_To be done_: The records below are to be copied word for word, with every picture left out.

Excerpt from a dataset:
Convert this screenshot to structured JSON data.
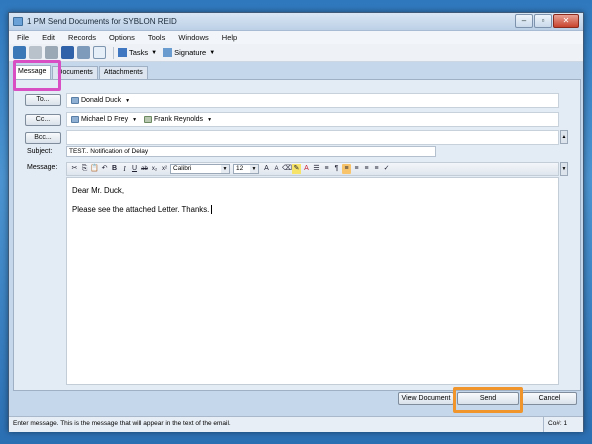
{
  "window": {
    "title": "1 PM Send Documents for SYBLON REID",
    "minimize_label": "–",
    "maximize_label": "▫",
    "close_label": "✕"
  },
  "menu": [
    "File",
    "Edit",
    "Records",
    "Options",
    "Tools",
    "Windows",
    "Help"
  ],
  "toolbar": {
    "tasks_label": "Tasks",
    "signature_label": "Signature"
  },
  "tabs": [
    "Message",
    "Documents",
    "Attachments"
  ],
  "fields": {
    "to_button": "To...",
    "cc_button": "Cc...",
    "bcc_button": "Bcc...",
    "subject_label": "Subject:",
    "message_label": "Message:",
    "to_recipients": [
      "Donald  Duck"
    ],
    "cc_recipients": [
      "Michael D Frey",
      "Frank  Reynolds"
    ],
    "subject_value": "TEST.. Notification of Delay"
  },
  "format": {
    "font": "Calibri",
    "size": "12"
  },
  "message_body": {
    "greeting": "Dear Mr. Duck,",
    "line1": "Please see the attached Letter.  Thanks."
  },
  "buttons": {
    "view_document": "View Document",
    "send": "Send",
    "cancel": "Cancel"
  },
  "status": {
    "text": "Enter message. This is the message that will appear in the text of the email.",
    "position": "Co#: 1"
  },
  "colors": {
    "highlight_message_tab": "#d84fc3",
    "highlight_send": "#f0952c"
  }
}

_Response to this task_:
Convert this screenshot to structured JSON data.
{
  "window": {
    "title": "1 PM Send Documents for SYBLON REID",
    "minimize_label": "–",
    "maximize_label": "▫",
    "close_label": "✕"
  },
  "menu": [
    "File",
    "Edit",
    "Records",
    "Options",
    "Tools",
    "Windows",
    "Help"
  ],
  "toolbar": {
    "tasks_label": "Tasks",
    "signature_label": "Signature"
  },
  "tabs": [
    "Message",
    "Documents",
    "Attachments"
  ],
  "fields": {
    "to_button": "To...",
    "cc_button": "Cc...",
    "bcc_button": "Bcc...",
    "subject_label": "Subject:",
    "message_label": "Message:",
    "to_recipients": [
      "Donald  Duck"
    ],
    "cc_recipients": [
      "Michael D Frey",
      "Frank  Reynolds"
    ],
    "subject_value": "TEST.. Notification of Delay"
  },
  "format": {
    "font": "Calibri",
    "size": "12"
  },
  "message_body": {
    "greeting": "Dear Mr. Duck,",
    "line1": "Please see the attached Letter.  Thanks."
  },
  "buttons": {
    "view_document": "View Document",
    "send": "Send",
    "cancel": "Cancel"
  },
  "status": {
    "text": "Enter message. This is the message that will appear in the text of the email.",
    "position": "Co#: 1"
  },
  "colors": {
    "highlight_message_tab": "#d84fc3",
    "highlight_send": "#f0952c"
  }
}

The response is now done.